Texte |
• • •
CORAM :       Le juge Décary

Le juge McDonald

Le juge Malone

ENTRE :                                                                                                        

ARGUS HOLDINGS LTD.,

appelante,

- et -

                                                        SA MAJESTÉ LA REINE,

intimée.

Audience tenue à Vancouver, en Colombie Britannique, le vendredi 15 septembre 2000

Jugement rendu à Ottawa, en Ontario, le vendredi 10 novembre 2000

MOTIFS DU JUGEMENT :                                                                                     Le juge McDonald

ONT SOUSCRIT :                                                                                                        Le juge Décary

                                                                                                                                    Le juge Malone


                    Date : 20001110                                                                                                             

   Dossier : A-216-99

CORAM:        Le juge Décary

Le juge McDonald

Le juge Malone

ENTRE :

ARGUS HOLDINGS LTD.,

                                                                           

                                                                                                                                          appelante,

- et -

SA MAJESTÉ LA REINE,

                                                                          

                                                                                                                                           intimée.

MOTIFS DU JUGEMENT

     

LE JUGE McDONALD

[1]       Il s'agit d'un appel visant la décision de la Cour canadienne de l'impôt publiée à la page 597 du recueil 99 D.T.C. Le juge de la Cour canadienne de l'impôt a confirmé la nouvelle cotisation fiscale établie par l'intimée en application de la Loi de l'impôt sur le revenu, L.R.C. (1985), ch. 1 (5e suppl.) [la « Loi » ].


[2]       La principale question en litige aux fins de l'appel est de savoir si le juge de la Cour canadienne de l'impôt a conclu à tort que l'appelante a déduit une somme à titre de provision pour l'année d'imposition 1991 en vertu de l'alinéa 20(1)m) de la Loi.
• • •
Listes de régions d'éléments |
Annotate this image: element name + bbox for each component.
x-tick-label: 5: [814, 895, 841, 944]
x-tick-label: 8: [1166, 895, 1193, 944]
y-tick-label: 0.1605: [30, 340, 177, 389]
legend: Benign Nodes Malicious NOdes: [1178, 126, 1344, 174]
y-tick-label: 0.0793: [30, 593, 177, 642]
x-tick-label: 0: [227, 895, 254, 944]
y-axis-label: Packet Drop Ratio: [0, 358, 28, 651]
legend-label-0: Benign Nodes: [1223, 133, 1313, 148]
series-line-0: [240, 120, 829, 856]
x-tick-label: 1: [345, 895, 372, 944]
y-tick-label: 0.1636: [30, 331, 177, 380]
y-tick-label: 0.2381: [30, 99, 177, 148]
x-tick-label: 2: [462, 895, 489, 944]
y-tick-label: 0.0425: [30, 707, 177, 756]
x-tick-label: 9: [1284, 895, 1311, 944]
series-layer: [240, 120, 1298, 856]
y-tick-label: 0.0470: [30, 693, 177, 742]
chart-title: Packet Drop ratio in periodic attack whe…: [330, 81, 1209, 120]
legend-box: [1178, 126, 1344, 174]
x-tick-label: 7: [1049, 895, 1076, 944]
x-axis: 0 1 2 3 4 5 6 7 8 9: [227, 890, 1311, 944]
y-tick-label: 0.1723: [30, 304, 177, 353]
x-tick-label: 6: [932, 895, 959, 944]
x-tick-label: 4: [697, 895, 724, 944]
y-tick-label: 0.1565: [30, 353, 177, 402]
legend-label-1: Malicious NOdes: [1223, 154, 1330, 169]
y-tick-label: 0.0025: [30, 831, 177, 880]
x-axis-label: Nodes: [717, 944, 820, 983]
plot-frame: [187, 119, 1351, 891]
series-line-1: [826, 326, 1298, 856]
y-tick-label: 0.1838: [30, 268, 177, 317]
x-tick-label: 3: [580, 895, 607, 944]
• • •
Tâches |
(A) Recopiez sans modification le passage du jugement qui va de « [2]       La principale » jusqu'à « 20(1)m) de la Loi. ».
(B) Poursuivez la rédaction du jugement Argus Holdings Ltd. c. Sa Majesté la Reine à partir de l'endroit où il s'interrompt.

Résultats dans l'ordre |
(A)
[2]       La principale question en litige aux fins de l'appel est de savoir si le juge de la Cour canadienne de l'impôt a conclu à tort que l'appelante a déduit une somme à titre de provision pour l'année d'imposition 1991 en vertu de l'alinéa 20(1)m) de la Loi.

(B)
Voici les extraits pertinents de l'alinéa 20(1)m) :


20. (1) Déductions admises dans le calcul du revenu tiré d'une entreprise ou d'un bien -- Malgré les alinéas 18(1)a), b) et h), sont déductibles dans le calcul du revenu tiré par un contribuable d'une entreprise ou d'un bien pour une année d'imposition celles des sommes suivantes qui se rapportent entièrement à cette source de revenus ou la partie des sommes suivantes qu'il est raisonnable de considérer comme s'y rapportant :

m) Provision relative à certaines marchandises et à certains services [à venir] -- sous réserve du paragraphe (6), lorsque des sommes visées à l'alinéa 12(1)a) ont été incluses dans le calcul du revenu tiré par un contribuable d'une entreprise, pour l'année ou une année antérieure, une somme raisonnable à titre de provision dans le cas :

...

(ii) de services qui, selon ce qu'il est raisonnable de prévoir, devront être rendus après la fin de l'année,

20. (1) Deductions permitted in computing income from business or property -- Notwithstanding paragraphs 18(1)(a), (b) and (h), in computing a taxpayer's income for a taxation year from a business or property, there may be deducted such of the following amounts as are wholly applicable to that source or such part of the following amounts as may reasonably be regarded as applicable thereto:                                                                                                                                      

(m) reserve in respect of certain goods and services --subject to subsection (6), where amounts described in paragraph 12(1)(a) have been included in computing the taxpayer's income from a business for the year or a previous year, a reasonable amount as a reserve in respect of

...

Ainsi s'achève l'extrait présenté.